== Written problem ==
Return, exactly, the line that contains "Extract all readable text from this page." together with all lines after it to the end of the entries, and no further lines.

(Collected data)
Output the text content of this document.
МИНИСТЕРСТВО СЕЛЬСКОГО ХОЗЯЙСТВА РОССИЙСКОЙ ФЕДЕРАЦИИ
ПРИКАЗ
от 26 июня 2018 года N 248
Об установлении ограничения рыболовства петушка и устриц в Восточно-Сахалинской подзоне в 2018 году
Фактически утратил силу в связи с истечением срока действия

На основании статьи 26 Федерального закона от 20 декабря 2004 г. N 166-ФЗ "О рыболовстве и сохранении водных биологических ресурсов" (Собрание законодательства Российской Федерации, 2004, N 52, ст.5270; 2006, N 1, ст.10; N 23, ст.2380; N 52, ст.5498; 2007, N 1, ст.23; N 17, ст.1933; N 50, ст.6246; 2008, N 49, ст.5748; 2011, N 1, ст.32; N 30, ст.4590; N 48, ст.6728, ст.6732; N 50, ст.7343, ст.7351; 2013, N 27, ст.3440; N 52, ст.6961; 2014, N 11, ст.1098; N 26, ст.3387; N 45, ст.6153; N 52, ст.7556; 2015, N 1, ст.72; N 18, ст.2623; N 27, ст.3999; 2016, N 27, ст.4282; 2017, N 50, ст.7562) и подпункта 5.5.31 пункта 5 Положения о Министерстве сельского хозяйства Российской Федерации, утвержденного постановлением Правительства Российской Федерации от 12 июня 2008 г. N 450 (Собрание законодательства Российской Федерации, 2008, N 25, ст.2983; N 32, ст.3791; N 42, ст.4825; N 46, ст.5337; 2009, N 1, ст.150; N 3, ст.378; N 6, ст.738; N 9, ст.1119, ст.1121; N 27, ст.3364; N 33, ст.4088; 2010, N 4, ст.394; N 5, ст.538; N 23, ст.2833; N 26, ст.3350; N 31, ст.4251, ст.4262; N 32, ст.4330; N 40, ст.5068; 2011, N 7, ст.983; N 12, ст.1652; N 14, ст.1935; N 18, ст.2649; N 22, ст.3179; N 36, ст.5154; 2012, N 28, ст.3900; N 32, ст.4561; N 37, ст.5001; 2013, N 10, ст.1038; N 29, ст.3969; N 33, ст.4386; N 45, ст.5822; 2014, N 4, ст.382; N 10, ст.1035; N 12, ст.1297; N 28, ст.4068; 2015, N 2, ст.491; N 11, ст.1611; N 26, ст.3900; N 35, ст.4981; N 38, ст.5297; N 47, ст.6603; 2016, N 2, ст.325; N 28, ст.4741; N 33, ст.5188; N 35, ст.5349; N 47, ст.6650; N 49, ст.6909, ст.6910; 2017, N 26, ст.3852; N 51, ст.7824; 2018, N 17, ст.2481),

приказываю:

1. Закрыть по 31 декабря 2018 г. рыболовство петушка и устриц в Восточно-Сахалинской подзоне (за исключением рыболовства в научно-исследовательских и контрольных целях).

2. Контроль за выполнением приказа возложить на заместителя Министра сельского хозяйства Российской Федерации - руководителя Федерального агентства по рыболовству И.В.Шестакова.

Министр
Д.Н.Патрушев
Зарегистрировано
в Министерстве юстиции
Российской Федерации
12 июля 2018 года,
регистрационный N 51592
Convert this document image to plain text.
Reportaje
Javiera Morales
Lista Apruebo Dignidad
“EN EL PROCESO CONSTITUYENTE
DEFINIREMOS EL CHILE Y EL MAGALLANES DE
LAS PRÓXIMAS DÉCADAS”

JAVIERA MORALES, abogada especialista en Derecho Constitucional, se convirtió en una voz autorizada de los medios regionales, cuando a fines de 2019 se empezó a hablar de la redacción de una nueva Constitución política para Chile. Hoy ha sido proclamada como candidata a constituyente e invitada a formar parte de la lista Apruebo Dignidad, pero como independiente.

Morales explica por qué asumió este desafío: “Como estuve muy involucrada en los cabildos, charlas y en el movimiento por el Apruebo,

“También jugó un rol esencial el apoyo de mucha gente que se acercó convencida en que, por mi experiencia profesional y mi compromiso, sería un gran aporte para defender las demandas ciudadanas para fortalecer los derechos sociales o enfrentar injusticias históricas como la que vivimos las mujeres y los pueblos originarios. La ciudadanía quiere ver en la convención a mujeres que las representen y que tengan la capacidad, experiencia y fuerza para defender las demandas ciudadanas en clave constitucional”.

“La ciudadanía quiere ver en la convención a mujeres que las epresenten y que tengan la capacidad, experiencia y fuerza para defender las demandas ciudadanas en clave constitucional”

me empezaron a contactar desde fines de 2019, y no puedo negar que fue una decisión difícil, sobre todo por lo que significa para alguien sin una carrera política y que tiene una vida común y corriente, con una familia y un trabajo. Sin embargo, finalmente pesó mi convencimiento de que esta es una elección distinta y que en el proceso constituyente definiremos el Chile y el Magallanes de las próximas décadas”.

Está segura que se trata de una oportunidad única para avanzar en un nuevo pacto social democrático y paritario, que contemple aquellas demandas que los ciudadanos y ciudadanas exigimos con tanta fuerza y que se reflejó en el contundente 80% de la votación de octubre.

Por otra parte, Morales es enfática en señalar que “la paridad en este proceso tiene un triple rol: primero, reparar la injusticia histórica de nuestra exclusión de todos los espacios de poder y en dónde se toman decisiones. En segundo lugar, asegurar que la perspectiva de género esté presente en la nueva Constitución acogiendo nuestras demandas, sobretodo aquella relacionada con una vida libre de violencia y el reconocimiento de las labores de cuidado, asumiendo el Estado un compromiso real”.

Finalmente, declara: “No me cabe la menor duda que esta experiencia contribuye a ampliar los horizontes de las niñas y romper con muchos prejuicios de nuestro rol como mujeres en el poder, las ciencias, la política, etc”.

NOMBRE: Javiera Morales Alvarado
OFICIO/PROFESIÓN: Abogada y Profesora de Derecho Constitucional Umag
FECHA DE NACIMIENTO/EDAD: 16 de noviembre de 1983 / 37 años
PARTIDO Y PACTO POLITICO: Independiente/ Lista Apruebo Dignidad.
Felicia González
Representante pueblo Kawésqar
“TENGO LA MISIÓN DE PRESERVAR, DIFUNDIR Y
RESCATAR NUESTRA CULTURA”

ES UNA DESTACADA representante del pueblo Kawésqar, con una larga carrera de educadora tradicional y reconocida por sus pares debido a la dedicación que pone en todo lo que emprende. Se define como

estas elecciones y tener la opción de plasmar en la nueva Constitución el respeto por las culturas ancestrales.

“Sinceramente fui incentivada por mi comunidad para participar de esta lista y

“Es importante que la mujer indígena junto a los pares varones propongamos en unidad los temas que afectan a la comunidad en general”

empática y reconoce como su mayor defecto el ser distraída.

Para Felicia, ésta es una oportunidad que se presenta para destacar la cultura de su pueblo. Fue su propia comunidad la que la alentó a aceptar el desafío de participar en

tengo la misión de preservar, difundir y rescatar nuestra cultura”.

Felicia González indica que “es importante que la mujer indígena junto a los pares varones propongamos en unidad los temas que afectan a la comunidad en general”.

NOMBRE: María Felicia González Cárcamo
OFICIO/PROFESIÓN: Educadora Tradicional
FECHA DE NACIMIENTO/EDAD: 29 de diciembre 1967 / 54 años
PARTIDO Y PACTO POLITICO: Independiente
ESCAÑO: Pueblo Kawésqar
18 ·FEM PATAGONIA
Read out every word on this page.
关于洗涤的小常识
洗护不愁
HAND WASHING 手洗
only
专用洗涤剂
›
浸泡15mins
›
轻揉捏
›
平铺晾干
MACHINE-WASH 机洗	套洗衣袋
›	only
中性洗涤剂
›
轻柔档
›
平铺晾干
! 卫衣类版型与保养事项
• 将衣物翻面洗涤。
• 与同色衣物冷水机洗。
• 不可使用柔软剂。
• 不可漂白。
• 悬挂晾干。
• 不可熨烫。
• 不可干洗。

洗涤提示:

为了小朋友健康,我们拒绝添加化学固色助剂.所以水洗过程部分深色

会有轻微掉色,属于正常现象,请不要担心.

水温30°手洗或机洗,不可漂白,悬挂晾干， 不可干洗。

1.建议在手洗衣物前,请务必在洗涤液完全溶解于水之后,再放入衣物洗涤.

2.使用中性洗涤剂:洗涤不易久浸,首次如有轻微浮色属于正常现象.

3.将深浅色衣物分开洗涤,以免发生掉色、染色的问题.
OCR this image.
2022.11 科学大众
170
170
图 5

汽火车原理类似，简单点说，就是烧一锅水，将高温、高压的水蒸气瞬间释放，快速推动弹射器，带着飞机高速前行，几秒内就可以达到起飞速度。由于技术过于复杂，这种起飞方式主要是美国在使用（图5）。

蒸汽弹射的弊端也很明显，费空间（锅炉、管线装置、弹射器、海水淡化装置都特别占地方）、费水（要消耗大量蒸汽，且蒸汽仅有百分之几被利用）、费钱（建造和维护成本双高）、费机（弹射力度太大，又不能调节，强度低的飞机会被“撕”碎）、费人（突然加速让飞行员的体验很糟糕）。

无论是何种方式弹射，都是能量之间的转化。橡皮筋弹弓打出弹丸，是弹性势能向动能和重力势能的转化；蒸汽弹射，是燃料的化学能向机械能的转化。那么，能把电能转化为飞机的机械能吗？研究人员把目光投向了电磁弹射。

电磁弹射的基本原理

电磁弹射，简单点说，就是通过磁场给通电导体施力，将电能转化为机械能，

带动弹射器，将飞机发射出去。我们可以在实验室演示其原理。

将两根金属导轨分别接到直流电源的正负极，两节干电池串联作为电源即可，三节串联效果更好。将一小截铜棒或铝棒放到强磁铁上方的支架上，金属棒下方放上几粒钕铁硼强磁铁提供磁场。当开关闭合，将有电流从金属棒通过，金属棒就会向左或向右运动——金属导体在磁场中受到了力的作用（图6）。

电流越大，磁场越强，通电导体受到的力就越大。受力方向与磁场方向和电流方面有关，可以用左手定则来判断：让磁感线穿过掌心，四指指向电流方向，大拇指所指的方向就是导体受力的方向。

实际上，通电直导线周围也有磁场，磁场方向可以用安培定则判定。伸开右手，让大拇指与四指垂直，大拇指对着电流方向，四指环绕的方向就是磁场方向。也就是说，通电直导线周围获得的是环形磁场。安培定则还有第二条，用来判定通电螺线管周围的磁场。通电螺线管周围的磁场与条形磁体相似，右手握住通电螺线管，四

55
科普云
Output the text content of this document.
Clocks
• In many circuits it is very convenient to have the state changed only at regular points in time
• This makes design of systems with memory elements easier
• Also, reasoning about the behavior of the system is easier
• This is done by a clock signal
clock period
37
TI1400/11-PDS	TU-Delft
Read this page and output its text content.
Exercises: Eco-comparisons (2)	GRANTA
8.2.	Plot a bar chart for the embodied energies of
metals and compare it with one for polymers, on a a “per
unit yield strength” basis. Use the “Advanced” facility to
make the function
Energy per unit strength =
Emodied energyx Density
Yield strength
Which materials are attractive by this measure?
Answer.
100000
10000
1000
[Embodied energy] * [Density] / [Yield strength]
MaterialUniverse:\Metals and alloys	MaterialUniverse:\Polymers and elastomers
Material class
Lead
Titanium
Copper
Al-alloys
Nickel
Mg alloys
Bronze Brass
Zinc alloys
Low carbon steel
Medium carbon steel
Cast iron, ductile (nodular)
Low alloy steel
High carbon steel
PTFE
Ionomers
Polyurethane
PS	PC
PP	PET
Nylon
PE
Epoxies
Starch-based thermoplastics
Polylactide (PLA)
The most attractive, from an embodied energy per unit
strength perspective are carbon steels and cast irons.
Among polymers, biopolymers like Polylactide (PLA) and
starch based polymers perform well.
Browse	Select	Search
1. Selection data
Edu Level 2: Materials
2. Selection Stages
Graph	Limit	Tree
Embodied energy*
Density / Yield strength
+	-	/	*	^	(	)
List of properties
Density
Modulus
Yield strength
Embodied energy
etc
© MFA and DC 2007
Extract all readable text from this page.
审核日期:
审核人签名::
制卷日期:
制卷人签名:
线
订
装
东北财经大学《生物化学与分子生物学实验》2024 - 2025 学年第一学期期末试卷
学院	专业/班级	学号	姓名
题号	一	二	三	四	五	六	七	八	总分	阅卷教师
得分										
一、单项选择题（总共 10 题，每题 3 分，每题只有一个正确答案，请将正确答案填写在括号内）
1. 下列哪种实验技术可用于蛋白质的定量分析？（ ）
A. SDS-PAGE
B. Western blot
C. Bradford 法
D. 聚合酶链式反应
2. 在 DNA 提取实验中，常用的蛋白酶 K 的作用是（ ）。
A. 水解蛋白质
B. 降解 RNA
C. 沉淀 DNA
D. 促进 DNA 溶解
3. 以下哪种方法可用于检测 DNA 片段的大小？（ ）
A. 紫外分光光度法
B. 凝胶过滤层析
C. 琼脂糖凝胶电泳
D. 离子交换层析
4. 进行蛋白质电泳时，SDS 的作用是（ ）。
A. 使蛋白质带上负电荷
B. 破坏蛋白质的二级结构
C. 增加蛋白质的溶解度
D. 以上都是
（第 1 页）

== The answer ==
Extract all readable text from this page.
审核日期:
审核人签名::
制卷日期:
制卷人签名:
线
订
装
东北财经大学《生物化学与分子生物学实验》2024 - 2025 学年第一学期期末试卷
学院	专业/班级	学号	姓名
题号	一	二	三	四	五	六	七	八	总分	阅卷教师
得分										
一、单项选择题（总共 10 题，每题 3 分，每题只有一个正确答案，请将正确答案填写在括号内）
1. 下列哪种实验技术可用于蛋白质的定量分析？（ ）
A. SDS-PAGE
B. Western blot
C. Bradford 法
D. 聚合酶链式反应
2. 在 DNA 提取实验中，常用的蛋白酶 K 的作用是（ ）。
A. 水解蛋白质
B. 降解 RNA
C. 沉淀 DNA
D. 促进 DNA 溶解
3. 以下哪种方法可用于检测 DNA 片段的大小？（ ）
A. 紫外分光光度法
B. 凝胶过滤层析
C. 琼脂糖凝胶电泳
D. 离子交换层析
4. 进行蛋白质电泳时，SDS 的作用是（ ）。
A. 使蛋白质带上负电荷
B. 破坏蛋白质的二级结构
C. 增加蛋白质的溶解度
D. 以上都是
（第 1 页）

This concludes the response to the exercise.